__Your instructions__
Note each line that includes the word "respect". Copy those lines.

begin

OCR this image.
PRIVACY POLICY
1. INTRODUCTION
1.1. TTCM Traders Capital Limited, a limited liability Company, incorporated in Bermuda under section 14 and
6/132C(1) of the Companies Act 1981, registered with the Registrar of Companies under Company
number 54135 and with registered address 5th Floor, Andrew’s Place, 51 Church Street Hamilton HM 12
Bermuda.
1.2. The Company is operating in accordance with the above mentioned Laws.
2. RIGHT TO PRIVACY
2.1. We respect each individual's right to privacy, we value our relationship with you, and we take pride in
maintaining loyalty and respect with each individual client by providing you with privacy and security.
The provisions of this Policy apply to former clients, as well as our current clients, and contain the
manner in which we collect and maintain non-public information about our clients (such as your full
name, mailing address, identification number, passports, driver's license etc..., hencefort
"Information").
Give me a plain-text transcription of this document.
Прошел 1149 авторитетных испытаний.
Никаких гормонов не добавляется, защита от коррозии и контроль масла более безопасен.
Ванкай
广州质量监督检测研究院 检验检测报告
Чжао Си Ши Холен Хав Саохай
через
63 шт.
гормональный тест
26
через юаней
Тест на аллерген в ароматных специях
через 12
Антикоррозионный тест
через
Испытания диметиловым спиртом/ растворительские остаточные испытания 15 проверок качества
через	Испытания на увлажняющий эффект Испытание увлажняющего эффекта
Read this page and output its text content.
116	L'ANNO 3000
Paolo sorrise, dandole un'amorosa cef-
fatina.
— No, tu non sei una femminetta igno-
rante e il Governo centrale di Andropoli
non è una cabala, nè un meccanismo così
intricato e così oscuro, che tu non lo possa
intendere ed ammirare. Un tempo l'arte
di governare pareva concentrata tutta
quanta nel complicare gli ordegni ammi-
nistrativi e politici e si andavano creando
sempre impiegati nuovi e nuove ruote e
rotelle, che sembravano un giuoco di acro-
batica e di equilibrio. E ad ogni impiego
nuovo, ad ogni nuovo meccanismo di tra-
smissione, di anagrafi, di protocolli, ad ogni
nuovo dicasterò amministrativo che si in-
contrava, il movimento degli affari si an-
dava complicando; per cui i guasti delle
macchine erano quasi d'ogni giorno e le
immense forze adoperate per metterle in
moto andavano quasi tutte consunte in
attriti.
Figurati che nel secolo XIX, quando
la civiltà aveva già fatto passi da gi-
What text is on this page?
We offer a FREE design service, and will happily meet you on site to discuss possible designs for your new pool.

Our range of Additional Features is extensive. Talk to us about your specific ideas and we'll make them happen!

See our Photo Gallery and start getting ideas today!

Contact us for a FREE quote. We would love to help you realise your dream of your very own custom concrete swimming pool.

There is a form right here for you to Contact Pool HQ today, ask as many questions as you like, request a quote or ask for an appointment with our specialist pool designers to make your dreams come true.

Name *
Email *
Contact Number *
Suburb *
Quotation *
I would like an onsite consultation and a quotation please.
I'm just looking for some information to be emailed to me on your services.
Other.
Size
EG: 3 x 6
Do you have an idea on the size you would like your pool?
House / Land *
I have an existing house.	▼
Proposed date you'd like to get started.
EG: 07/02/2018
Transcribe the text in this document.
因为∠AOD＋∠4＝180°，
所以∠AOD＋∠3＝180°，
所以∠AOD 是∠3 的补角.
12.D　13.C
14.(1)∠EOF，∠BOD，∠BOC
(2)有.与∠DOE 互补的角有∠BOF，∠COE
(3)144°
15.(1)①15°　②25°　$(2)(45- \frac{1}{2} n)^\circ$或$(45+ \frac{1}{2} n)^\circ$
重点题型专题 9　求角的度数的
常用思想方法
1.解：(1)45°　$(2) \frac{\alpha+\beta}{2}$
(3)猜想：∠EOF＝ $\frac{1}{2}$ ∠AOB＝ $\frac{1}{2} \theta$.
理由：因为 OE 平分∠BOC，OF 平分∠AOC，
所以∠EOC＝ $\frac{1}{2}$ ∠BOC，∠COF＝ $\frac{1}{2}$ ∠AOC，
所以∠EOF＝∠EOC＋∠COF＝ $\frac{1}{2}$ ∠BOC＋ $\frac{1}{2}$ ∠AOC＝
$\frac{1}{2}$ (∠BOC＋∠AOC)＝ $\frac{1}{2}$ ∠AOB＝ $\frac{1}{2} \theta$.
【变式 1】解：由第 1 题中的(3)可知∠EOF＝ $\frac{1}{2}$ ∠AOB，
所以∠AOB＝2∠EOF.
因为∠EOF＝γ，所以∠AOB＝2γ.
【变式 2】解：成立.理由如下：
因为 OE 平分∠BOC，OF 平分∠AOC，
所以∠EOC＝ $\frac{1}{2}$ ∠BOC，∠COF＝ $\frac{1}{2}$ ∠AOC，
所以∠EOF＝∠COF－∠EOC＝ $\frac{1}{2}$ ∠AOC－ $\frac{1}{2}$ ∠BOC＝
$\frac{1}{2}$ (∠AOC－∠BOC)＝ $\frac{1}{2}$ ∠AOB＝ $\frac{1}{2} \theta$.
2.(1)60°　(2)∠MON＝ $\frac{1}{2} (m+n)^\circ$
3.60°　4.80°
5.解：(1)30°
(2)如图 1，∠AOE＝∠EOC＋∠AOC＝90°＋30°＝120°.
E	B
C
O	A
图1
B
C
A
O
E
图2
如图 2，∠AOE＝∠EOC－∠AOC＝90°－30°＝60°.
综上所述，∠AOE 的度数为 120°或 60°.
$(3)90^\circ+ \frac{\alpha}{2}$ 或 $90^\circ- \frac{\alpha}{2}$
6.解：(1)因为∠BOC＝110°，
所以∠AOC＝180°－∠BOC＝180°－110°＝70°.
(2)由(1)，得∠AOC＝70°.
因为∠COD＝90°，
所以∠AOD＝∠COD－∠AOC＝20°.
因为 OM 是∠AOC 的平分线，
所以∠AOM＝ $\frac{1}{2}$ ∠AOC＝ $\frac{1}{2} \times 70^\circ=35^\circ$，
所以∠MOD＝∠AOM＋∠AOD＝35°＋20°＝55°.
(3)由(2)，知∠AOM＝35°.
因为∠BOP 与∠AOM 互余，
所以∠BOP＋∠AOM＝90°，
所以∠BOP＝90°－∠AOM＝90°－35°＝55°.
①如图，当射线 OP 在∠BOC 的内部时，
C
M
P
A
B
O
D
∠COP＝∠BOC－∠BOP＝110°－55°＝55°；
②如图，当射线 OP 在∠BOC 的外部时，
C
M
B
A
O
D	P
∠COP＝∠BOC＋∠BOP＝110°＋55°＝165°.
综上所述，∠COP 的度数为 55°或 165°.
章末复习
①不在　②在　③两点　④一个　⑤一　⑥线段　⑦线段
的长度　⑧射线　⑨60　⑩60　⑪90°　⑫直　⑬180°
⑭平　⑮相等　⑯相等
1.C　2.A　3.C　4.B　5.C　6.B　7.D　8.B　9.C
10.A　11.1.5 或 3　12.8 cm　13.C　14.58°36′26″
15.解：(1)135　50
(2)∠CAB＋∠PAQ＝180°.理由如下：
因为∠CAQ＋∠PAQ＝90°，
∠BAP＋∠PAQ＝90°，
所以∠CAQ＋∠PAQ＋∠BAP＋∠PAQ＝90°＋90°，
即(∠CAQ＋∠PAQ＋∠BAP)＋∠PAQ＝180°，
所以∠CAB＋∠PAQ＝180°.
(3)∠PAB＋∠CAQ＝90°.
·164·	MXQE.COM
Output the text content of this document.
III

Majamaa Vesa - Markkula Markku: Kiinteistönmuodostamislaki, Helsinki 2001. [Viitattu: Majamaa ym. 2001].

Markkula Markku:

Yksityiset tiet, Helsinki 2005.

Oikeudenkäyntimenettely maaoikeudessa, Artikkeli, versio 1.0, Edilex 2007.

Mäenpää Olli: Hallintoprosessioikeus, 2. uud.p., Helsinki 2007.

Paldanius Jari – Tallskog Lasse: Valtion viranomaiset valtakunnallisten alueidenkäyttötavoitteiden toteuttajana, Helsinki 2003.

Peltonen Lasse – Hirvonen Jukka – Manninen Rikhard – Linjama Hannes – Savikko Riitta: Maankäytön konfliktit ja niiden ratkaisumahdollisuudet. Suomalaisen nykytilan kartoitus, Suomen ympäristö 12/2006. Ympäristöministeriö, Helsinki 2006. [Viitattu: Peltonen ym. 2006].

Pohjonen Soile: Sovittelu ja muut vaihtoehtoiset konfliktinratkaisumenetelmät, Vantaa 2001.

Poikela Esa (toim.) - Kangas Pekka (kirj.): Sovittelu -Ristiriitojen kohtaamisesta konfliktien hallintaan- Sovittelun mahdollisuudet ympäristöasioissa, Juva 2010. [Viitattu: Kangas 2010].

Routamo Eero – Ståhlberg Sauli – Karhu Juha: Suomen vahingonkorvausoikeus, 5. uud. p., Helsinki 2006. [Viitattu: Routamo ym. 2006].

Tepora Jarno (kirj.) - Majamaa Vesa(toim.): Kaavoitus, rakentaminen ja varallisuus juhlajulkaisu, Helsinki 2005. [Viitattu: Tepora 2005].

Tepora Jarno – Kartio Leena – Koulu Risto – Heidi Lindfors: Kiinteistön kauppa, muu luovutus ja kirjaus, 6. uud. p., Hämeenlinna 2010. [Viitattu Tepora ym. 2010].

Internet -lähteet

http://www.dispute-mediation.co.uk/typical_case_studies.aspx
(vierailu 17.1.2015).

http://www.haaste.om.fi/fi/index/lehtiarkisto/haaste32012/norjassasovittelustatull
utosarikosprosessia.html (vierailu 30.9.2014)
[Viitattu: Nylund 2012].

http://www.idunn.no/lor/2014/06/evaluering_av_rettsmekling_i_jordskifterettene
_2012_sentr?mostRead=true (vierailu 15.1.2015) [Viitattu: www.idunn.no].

end

__Expected answer__
2.1. We respect each individual's right to privacy, we value our relationship with you, and we take pride in
maintaining loyalty and respect with each individual client by providing you with privacy and security.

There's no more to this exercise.